======== Input data

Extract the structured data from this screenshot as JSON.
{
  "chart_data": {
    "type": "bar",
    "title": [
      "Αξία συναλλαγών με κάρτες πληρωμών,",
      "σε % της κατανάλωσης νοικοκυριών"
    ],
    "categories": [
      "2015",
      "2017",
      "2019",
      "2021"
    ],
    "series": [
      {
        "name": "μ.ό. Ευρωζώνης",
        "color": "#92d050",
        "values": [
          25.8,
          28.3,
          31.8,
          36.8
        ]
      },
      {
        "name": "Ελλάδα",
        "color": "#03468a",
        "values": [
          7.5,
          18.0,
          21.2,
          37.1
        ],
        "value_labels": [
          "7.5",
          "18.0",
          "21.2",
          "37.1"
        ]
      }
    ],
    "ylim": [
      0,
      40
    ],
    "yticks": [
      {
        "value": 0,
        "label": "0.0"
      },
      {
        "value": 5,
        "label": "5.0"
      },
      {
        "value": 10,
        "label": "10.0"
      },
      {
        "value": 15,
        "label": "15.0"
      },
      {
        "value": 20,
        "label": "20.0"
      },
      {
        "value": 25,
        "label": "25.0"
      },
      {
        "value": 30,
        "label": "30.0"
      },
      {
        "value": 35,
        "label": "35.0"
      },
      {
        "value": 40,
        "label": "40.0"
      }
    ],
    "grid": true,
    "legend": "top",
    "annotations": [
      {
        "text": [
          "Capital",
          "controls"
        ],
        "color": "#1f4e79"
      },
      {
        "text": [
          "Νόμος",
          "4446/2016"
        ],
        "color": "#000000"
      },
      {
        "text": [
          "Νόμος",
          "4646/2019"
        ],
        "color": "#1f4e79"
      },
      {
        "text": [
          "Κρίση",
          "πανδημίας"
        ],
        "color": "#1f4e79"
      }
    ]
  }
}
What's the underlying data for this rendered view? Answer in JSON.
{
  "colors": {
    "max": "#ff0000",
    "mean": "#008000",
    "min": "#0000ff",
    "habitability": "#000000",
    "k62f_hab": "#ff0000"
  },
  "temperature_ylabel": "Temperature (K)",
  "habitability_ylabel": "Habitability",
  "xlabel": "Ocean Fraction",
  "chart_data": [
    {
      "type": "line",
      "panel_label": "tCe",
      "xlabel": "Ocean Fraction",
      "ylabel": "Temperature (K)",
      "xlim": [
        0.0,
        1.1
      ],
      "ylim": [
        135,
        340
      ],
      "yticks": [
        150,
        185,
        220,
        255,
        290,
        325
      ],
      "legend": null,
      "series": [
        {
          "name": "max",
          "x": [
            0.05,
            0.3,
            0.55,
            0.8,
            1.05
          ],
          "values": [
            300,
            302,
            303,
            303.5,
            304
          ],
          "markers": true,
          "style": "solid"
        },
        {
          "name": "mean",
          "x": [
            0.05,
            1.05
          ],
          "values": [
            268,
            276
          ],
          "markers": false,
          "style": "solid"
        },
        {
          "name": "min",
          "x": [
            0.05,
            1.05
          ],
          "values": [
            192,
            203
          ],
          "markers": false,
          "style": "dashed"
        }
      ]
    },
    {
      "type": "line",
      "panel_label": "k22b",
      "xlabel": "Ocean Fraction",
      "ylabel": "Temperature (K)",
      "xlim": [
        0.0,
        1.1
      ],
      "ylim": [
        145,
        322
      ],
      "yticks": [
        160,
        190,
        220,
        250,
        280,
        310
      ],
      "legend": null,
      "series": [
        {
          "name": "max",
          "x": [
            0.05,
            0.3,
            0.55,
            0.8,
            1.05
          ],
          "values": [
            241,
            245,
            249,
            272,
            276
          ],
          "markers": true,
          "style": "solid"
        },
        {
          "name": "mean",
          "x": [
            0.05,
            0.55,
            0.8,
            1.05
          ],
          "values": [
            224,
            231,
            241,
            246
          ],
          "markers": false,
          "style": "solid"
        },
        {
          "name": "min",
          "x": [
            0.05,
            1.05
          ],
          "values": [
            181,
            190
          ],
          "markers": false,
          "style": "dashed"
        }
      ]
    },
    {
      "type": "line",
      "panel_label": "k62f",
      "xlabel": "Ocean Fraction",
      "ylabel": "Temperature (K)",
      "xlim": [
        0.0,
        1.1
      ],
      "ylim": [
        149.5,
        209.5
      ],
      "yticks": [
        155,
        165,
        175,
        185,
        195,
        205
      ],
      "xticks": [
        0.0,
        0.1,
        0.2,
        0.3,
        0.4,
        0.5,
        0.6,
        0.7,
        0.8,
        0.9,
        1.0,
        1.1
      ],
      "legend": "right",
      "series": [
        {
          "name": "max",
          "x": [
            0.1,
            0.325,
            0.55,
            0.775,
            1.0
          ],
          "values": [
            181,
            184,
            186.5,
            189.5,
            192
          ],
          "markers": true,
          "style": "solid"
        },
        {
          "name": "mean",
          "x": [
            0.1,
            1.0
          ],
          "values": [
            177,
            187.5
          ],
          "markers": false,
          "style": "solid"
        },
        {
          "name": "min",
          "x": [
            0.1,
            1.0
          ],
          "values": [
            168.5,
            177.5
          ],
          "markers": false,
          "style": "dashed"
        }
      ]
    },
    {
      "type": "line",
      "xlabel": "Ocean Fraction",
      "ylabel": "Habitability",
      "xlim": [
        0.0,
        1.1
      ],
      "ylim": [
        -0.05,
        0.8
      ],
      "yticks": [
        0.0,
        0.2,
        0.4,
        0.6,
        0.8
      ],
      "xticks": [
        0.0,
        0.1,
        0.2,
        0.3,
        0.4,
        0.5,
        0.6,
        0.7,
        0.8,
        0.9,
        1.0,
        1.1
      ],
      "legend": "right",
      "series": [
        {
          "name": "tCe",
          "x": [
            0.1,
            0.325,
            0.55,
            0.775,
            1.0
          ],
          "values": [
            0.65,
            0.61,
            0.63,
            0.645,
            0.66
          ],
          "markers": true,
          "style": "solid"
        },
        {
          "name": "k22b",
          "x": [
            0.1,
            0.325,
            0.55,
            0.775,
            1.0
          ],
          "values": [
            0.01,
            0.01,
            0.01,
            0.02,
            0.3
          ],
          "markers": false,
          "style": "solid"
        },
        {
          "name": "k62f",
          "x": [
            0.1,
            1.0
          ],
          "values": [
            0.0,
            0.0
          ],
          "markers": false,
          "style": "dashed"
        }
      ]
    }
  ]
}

================

Written task >>
State how many lines of the listing include "JSON", and nothing more.

Finished answer >>
2